* [Challenge]: Give every line from the start of the listing through the line containing "data-point <box>639 390 646 396</box>" as a JSON list of strings, one string per line, both ends included and blank lines omitted.

[Element-and-box listings]
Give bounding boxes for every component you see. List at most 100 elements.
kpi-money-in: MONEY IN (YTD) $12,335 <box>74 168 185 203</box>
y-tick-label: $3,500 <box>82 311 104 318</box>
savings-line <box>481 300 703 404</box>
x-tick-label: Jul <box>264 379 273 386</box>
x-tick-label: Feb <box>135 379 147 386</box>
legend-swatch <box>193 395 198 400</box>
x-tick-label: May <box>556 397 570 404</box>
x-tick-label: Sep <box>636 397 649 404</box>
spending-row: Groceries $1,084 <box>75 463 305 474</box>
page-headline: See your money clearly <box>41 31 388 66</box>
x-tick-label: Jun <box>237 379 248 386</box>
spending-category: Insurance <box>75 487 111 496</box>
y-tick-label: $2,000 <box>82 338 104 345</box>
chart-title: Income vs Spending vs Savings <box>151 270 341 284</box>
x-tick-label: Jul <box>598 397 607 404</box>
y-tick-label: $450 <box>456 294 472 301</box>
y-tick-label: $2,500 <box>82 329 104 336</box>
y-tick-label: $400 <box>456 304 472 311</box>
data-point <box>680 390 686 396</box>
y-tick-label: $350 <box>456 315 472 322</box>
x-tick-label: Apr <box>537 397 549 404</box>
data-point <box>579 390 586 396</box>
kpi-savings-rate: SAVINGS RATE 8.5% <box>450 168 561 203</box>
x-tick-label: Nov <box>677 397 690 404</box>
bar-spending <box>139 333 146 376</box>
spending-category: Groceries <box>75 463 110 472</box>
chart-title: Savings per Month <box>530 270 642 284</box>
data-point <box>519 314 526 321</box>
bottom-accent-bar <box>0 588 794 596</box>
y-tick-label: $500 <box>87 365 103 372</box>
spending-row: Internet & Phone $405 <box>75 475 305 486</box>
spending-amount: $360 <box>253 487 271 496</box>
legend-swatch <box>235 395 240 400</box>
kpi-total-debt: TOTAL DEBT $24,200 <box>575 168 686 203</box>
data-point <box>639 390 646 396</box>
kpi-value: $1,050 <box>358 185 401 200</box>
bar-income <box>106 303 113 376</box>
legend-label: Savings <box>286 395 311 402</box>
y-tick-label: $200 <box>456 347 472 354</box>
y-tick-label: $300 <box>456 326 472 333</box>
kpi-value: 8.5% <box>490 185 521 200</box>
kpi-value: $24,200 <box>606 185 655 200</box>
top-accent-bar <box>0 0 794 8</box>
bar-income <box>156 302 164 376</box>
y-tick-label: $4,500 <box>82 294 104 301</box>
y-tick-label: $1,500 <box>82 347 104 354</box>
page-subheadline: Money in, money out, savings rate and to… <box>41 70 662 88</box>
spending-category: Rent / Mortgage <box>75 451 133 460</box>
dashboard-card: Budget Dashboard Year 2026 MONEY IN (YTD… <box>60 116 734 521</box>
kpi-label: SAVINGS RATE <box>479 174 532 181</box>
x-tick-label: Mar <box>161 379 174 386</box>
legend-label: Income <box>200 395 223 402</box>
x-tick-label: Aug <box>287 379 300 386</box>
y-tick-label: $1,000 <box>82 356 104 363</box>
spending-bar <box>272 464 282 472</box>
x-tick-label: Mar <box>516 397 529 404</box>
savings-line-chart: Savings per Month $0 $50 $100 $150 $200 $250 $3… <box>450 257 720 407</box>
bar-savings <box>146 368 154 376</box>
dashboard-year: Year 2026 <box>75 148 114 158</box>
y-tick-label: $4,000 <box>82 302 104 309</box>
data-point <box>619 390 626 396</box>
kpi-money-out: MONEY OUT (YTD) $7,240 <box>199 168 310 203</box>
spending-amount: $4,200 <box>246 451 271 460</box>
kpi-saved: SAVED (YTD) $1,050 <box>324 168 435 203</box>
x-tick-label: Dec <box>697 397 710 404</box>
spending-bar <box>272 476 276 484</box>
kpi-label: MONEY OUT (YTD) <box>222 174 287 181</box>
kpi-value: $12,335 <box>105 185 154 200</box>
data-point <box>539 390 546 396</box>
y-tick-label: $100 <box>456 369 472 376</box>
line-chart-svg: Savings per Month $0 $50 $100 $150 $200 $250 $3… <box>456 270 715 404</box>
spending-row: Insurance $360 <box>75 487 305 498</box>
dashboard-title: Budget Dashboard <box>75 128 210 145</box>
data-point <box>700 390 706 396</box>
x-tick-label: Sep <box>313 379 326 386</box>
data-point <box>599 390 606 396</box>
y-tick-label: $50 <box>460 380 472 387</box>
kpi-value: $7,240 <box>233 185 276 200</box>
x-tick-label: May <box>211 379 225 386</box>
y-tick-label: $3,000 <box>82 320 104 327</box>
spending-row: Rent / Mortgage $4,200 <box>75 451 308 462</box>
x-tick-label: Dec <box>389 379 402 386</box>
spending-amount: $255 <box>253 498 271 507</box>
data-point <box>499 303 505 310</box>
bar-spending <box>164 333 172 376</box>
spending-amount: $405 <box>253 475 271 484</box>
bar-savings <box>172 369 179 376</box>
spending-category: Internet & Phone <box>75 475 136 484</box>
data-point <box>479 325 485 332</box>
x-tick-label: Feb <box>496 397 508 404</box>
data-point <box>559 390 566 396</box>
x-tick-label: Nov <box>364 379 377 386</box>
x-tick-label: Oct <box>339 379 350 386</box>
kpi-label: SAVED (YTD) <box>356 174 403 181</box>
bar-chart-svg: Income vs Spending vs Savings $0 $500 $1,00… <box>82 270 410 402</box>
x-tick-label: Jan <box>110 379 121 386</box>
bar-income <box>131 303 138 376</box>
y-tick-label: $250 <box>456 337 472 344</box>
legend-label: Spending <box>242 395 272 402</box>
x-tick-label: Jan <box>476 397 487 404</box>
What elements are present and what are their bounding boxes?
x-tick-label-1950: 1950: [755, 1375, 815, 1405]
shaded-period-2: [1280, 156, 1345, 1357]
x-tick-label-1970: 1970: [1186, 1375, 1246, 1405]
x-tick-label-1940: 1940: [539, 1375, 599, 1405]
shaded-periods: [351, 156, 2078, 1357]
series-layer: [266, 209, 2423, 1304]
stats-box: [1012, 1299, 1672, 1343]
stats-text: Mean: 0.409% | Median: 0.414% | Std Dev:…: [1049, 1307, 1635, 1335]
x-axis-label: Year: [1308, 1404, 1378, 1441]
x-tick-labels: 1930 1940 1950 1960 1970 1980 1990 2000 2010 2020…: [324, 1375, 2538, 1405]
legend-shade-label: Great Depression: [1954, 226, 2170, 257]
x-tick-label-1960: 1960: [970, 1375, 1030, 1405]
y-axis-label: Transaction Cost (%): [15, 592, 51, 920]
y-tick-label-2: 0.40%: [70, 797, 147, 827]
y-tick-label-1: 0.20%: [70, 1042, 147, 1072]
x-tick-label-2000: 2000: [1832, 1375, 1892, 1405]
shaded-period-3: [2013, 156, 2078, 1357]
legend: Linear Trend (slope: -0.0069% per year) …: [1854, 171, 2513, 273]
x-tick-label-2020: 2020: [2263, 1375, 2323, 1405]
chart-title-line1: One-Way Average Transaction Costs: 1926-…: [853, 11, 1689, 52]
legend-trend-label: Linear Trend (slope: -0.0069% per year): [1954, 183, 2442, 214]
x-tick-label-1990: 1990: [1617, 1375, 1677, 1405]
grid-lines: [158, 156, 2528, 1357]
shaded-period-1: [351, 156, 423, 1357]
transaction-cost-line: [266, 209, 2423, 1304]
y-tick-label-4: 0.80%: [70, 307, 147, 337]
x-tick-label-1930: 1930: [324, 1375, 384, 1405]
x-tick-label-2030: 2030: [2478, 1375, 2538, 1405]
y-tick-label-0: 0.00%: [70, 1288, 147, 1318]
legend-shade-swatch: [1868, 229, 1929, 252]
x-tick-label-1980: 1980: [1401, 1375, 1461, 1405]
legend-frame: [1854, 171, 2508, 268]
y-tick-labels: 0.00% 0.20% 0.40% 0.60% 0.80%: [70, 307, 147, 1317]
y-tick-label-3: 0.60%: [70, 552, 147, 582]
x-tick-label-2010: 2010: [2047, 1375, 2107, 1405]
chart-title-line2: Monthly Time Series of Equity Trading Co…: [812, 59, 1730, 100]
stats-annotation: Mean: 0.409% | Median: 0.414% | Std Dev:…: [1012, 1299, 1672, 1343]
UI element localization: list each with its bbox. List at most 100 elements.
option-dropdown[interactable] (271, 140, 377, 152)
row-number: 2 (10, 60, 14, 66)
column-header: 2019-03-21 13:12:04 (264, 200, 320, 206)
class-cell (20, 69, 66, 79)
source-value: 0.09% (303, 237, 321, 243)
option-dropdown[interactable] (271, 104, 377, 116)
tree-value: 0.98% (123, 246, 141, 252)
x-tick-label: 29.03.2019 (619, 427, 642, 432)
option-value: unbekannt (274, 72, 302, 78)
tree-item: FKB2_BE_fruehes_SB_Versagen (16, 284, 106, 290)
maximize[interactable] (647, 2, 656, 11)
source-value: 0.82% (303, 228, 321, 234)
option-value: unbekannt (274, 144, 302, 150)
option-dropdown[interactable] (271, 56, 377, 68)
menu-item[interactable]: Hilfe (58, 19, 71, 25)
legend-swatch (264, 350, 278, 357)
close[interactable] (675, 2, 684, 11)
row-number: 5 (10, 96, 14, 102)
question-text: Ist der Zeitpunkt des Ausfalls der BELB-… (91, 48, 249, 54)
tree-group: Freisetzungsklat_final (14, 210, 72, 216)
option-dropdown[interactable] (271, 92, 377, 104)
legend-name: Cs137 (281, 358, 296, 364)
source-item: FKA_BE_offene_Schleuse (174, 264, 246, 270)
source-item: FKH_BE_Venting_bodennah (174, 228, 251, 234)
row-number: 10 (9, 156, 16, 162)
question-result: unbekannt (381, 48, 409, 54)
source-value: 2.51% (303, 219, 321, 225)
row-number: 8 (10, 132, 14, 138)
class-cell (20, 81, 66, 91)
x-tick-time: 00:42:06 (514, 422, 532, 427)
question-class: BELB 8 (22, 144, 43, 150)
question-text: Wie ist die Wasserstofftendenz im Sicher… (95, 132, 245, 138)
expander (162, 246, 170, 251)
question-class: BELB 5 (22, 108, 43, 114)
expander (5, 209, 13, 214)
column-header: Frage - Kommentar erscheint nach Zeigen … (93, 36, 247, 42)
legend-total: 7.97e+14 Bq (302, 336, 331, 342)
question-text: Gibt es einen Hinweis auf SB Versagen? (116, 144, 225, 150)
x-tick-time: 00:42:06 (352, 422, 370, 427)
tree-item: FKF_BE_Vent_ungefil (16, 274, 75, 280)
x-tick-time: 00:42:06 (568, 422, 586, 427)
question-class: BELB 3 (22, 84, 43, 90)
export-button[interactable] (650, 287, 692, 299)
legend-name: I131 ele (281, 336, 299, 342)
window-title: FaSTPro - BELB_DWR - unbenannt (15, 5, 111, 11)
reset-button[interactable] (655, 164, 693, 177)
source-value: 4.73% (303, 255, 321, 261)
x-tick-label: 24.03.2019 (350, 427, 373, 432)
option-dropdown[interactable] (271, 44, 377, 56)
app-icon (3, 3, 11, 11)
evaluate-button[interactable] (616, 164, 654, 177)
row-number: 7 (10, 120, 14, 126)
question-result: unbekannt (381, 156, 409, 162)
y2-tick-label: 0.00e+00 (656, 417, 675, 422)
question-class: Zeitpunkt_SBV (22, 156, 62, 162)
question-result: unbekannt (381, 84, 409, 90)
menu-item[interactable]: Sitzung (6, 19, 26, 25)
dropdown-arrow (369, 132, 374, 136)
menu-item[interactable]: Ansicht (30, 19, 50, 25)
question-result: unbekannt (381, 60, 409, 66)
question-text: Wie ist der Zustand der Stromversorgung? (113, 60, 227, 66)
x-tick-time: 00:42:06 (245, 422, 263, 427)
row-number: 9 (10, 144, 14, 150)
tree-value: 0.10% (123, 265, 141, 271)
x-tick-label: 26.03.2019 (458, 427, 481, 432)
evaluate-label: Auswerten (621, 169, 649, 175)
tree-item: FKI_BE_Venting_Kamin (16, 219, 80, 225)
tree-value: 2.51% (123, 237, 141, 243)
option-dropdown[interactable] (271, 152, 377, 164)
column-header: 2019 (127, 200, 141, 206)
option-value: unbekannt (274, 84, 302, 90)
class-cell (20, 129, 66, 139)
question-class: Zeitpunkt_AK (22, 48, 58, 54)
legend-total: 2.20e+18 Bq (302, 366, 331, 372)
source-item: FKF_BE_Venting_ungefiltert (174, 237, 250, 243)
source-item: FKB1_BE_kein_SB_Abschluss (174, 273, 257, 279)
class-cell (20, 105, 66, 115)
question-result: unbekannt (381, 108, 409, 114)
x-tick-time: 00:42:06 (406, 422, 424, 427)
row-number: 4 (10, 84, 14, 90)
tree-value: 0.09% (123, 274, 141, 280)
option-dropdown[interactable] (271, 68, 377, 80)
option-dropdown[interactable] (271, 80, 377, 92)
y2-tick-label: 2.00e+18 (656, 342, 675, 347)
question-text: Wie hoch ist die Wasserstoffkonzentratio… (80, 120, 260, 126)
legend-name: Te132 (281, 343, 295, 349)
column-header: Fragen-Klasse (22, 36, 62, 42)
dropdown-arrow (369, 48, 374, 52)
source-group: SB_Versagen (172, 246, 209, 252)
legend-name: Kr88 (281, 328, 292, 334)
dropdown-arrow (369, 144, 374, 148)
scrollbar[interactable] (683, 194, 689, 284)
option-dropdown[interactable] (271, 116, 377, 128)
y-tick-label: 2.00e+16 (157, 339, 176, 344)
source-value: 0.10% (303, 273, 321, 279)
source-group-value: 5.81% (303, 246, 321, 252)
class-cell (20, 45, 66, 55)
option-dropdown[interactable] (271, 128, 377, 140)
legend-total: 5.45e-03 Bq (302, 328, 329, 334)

* [Exercise response]:
[
  "Give bounding boxes for every component you see. List at most 100 elements.",
  "kpi-money-in: MONEY IN (YTD) $12,335 <box>74 168 185 203</box>",
  "y-tick-label: $3,500 <box>82 311 104 318</box>",
  "savings-line <box>481 300 703 404</box>",
  "x-tick-label: Jul <box>264 379 273 386</box>",
  "x-tick-label: Feb <box>135 379 147 386</box>",
  "legend-swatch <box>193 395 198 400</box>",
  "x-tick-label: May <box>556 397 570 404</box>",
  "x-tick-label: Sep <box>636 397 649 404</box>",
  "spending-row: Groceries $1,084 <box>75 463 305 474</box>",
  "page-headline: See your money clearly <box>41 31 388 66</box>",
  "x-tick-label: Jun <box>237 379 248 386</box>",
  "spending-category: Insurance <box>75 487 111 496</box>",
  "y-tick-label: $2,000 <box>82 338 104 345</box>",
  "chart-title: Income vs Spending vs Savings <box>151 270 341 284</box>",
  "x-tick-label: Jul <box>598 397 607 404</box>",
  "y-tick-label: $450 <box>456 294 472 301</box>",
  "y-tick-label: $2,500 <box>82 329 104 336</box>",
  "y-tick-label: $400 <box>456 304 472 311</box>",
  "data-point <box>680 390 686 396</box>",
  "y-tick-label: $350 <box>456 315 472 322</box>",
  "x-tick-label: Apr <box>537 397 549 404</box>",
  "data-point <box>579 390 586 396</box>",
  "kpi-savings-rate: SAVINGS RATE 8.5% <box>450 168 561 203</box>",
  "x-tick-label: Nov <box>677 397 690 404</box>",
  "bar-spending <box>139 333 146 376</box>",
  "spending-category: Groceries <box>75 463 110 472</box>",
  "chart-title: Savings per Month <box>530 270 642 284</box>",
  "data-point <box>519 314 526 321</box>",
  "bottom-accent-bar <box>0 588 794 596</box>",
  "y-tick-label: $500 <box>87 365 103 372</box>",
  "spending-row: Internet & Phone $405 <box>75 475 305 486</box>",
  "spending-amount: $360 <box>253 487 271 496</box>",
  "legend-swatch <box>235 395 240 400</box>",
  "kpi-total-debt: TOTAL DEBT $24,200 <box>575 168 686 203</box>",
  "data-point <box>639 390 646 396</box>"
]